— Start —

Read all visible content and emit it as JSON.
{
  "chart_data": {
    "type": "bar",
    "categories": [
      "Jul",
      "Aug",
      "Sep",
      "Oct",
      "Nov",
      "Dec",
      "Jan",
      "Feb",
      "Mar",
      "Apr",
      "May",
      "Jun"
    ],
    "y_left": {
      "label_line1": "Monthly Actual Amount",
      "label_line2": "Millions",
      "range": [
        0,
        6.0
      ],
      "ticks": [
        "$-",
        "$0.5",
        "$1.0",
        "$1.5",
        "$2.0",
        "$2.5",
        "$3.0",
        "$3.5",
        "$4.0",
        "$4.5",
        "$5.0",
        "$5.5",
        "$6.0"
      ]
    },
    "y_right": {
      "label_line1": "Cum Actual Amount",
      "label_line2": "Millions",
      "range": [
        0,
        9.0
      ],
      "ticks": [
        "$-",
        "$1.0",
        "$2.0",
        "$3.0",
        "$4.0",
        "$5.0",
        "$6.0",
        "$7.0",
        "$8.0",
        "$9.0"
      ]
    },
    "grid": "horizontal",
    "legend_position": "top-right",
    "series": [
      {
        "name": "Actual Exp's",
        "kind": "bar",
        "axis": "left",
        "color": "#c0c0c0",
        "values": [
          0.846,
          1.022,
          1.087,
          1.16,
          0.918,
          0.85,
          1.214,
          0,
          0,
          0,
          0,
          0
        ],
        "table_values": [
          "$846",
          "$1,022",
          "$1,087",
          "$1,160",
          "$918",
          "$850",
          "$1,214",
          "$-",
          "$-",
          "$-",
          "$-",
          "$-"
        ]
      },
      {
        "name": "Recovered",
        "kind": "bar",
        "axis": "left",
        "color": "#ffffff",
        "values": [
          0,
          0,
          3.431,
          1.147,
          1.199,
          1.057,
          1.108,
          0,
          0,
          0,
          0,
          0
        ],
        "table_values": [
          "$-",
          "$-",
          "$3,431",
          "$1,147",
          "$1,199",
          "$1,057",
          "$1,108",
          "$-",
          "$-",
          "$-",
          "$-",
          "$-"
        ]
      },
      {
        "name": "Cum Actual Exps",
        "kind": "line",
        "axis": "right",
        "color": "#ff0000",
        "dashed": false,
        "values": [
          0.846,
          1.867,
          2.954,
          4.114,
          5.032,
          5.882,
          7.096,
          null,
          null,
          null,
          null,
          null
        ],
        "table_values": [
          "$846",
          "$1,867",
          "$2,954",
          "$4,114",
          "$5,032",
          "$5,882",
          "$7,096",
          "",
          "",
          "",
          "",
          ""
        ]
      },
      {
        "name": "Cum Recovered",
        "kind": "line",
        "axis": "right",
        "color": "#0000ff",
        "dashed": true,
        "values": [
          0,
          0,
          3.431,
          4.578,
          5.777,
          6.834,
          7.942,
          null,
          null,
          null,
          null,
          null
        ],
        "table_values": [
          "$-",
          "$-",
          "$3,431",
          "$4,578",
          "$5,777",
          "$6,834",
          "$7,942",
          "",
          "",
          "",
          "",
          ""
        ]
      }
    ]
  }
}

— End —

◆ TASK INSTRUCTIONS
Select and copy each line from the data that includes the word "Actual".

◆ TASK SOLUTION
      "label_line1": "Monthly Actual Amount",
      "label_line1": "Cum Actual Amount",
        "name": "Actual Exp's",
        "name": "Cum Actual Exps",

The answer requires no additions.